→ **REQUIRED TASK**:
Copy out every line that contains the word "ECS应用发布".

═════ RECORDS FOR PROCESSING ═════

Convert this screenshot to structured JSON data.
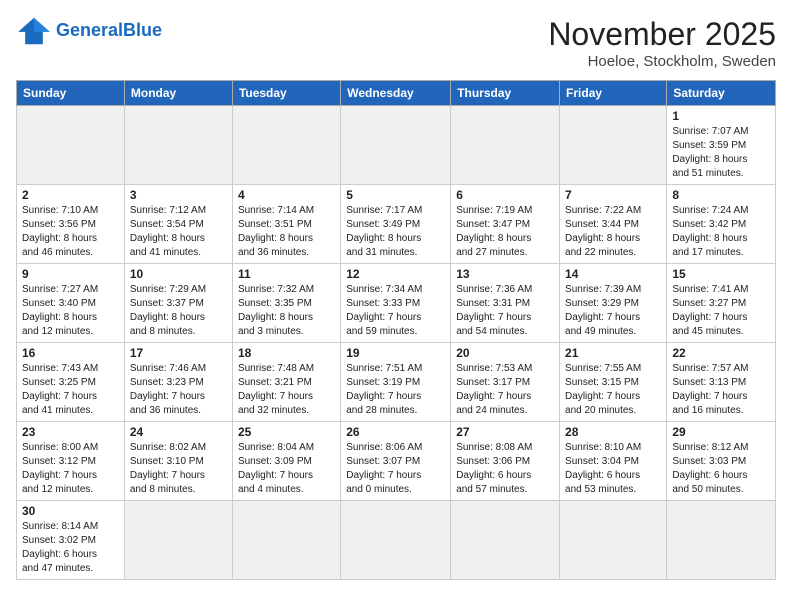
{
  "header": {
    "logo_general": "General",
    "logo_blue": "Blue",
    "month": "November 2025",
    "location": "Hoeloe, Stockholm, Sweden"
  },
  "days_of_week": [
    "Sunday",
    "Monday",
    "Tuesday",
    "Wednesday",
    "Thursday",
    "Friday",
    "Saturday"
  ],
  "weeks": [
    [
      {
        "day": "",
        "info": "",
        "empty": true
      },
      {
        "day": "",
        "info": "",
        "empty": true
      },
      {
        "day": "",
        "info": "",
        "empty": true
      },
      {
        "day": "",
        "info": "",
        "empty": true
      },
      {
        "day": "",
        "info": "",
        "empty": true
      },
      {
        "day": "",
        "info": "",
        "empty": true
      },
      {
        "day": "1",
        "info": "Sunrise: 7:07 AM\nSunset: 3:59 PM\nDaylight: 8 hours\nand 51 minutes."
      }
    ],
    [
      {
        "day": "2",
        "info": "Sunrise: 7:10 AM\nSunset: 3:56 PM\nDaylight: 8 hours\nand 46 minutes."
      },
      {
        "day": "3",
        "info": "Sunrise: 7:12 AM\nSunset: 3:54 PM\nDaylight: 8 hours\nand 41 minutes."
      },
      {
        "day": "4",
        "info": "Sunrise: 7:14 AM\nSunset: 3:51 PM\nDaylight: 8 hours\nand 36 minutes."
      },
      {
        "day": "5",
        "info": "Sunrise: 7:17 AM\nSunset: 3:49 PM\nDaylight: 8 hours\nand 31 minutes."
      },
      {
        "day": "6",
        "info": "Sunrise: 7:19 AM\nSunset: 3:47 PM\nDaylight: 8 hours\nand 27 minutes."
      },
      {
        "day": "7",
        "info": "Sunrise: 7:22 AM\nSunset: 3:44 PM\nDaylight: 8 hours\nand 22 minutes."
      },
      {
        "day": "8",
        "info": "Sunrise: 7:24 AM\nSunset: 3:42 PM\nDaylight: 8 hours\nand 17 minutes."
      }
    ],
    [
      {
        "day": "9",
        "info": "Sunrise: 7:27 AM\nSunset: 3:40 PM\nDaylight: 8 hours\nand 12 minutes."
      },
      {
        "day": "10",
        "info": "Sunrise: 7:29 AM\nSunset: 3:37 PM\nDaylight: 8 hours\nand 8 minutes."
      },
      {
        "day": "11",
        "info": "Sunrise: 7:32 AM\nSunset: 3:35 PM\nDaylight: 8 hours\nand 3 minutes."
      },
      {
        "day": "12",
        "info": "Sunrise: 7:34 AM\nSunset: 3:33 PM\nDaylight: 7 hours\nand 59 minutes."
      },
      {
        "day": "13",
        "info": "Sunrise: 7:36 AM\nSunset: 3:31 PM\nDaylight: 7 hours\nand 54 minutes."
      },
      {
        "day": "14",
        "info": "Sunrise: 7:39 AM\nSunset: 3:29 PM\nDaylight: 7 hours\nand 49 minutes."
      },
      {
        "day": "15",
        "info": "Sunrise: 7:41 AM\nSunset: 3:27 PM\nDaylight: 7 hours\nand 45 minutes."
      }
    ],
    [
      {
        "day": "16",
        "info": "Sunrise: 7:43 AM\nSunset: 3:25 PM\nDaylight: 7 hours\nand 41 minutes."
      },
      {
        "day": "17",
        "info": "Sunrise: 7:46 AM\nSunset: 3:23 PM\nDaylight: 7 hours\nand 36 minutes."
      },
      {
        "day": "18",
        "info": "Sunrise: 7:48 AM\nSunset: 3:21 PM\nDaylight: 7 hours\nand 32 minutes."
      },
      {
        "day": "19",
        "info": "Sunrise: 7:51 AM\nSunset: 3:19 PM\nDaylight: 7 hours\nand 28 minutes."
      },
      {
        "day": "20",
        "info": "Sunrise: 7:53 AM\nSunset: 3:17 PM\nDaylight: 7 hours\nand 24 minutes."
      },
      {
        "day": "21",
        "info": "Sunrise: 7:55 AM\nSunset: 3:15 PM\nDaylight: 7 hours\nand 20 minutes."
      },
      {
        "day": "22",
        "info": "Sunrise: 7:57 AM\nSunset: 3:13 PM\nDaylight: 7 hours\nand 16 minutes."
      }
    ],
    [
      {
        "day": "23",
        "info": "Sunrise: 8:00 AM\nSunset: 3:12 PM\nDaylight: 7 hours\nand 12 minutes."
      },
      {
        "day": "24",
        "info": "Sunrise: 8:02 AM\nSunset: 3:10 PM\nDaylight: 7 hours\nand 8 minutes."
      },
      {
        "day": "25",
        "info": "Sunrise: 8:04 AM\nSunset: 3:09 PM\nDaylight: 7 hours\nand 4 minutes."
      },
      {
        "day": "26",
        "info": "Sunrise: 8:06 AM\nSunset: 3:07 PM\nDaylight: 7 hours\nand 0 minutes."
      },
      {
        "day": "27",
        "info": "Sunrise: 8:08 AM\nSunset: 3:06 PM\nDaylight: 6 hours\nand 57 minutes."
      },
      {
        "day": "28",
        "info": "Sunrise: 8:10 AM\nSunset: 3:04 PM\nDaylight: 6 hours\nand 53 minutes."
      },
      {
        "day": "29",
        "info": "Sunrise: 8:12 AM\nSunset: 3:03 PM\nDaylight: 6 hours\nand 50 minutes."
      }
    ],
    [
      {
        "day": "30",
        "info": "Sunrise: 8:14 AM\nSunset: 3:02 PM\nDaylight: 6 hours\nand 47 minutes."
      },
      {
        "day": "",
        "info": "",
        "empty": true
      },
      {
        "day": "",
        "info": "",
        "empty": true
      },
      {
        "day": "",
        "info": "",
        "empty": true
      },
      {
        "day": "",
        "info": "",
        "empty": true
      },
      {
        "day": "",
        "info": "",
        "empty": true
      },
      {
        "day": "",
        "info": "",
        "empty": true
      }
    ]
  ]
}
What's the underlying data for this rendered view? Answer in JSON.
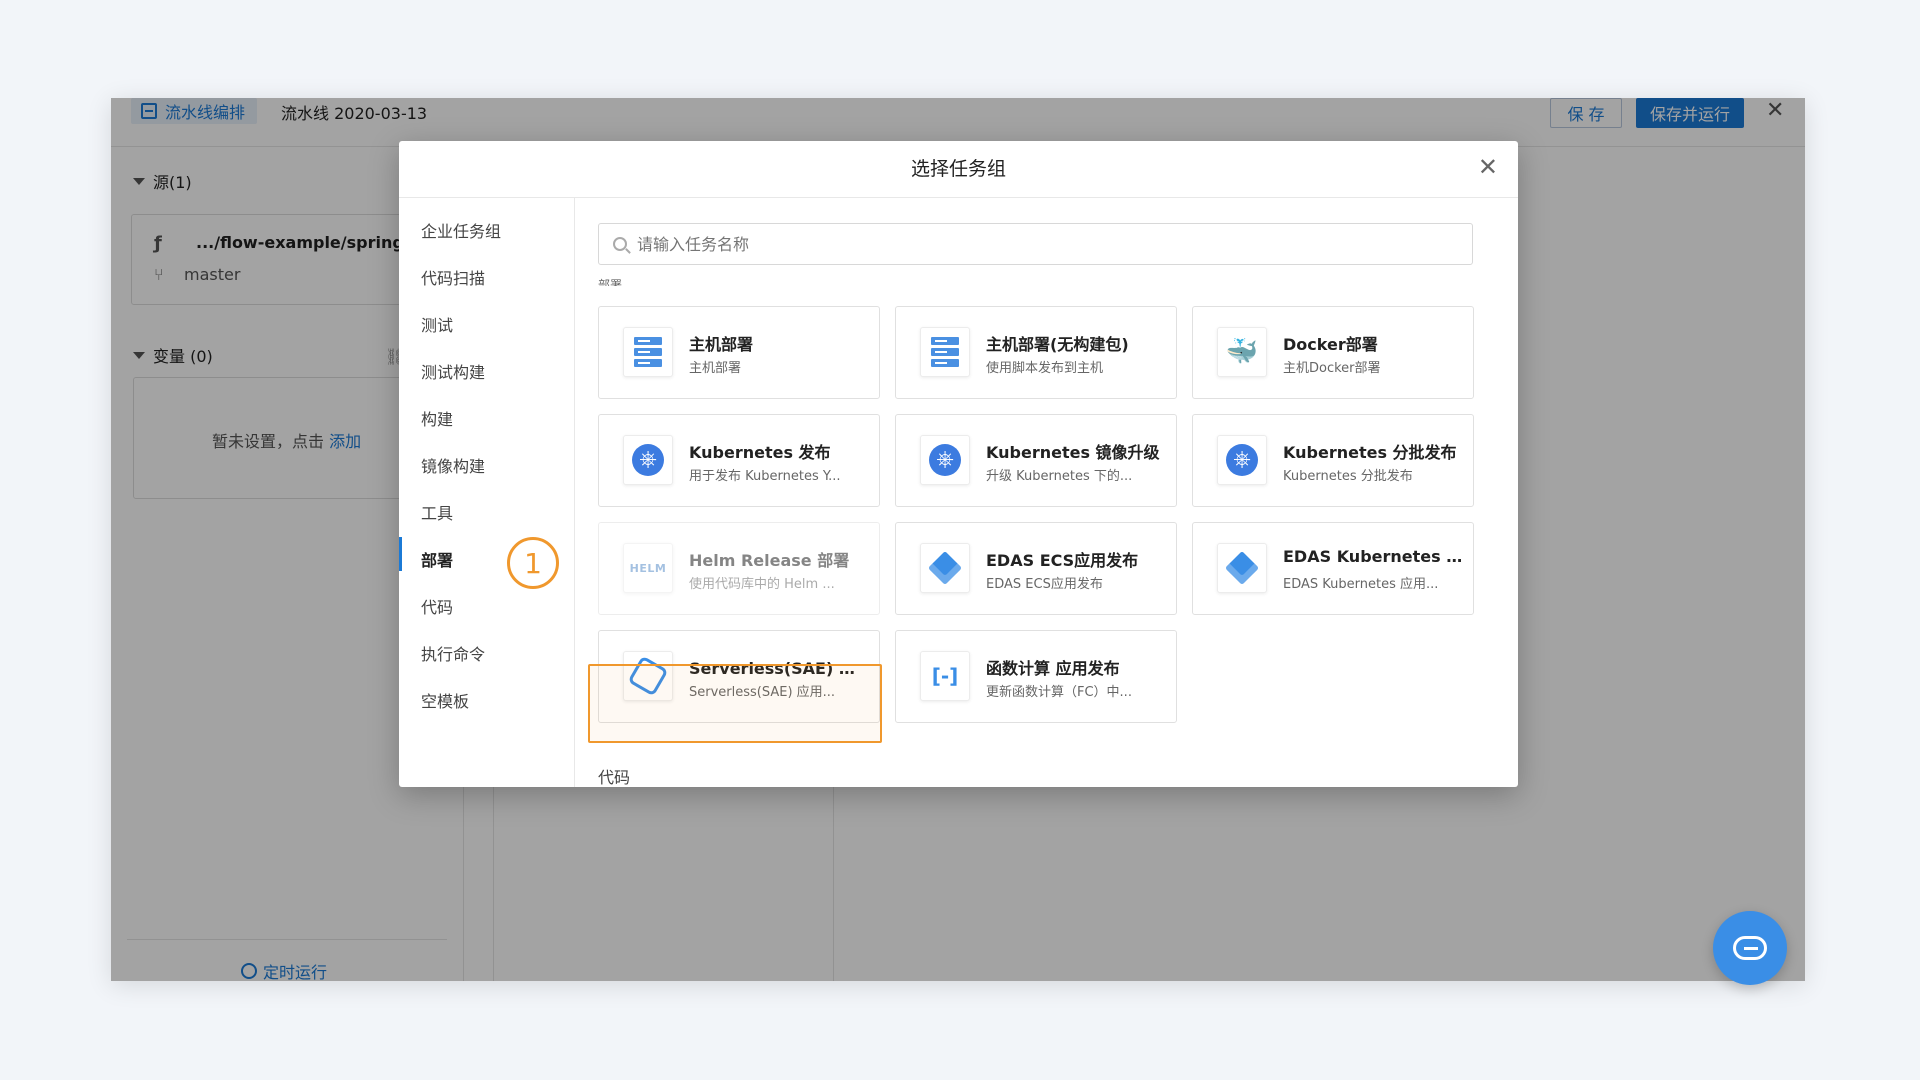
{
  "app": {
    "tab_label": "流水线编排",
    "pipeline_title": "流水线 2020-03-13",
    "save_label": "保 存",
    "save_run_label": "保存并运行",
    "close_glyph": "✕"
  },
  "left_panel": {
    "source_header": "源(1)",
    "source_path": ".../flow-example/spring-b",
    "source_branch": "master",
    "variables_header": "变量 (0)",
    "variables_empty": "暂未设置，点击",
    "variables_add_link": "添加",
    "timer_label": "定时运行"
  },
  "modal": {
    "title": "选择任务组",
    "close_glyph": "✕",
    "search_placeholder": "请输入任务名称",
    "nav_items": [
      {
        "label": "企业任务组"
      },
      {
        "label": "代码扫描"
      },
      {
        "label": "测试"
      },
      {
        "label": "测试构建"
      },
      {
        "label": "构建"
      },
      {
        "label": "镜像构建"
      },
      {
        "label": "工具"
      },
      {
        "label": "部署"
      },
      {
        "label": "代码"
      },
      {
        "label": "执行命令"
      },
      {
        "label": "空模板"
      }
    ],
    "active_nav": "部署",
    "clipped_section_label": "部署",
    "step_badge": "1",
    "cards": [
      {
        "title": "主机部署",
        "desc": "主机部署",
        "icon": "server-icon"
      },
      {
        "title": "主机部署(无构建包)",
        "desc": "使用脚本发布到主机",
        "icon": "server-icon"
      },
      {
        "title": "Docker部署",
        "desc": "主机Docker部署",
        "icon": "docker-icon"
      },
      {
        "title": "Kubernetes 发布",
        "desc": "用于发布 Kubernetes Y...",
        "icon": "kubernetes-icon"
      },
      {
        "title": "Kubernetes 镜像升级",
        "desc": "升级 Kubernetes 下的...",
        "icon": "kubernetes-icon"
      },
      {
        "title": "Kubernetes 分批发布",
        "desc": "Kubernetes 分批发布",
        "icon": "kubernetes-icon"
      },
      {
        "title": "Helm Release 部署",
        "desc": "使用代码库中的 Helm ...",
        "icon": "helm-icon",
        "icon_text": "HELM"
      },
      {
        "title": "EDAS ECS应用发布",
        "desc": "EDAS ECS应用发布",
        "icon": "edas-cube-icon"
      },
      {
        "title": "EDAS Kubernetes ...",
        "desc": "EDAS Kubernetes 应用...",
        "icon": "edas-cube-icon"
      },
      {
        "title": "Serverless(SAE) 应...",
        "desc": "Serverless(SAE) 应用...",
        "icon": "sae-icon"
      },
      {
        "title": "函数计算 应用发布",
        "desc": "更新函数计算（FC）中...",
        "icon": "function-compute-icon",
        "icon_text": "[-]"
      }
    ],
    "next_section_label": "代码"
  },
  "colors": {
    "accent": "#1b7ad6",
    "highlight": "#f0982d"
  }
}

═════

→ **WRITTEN RESPONSE**:
        "title": "EDAS ECS应用发布",
        "desc": "EDAS ECS应用发布",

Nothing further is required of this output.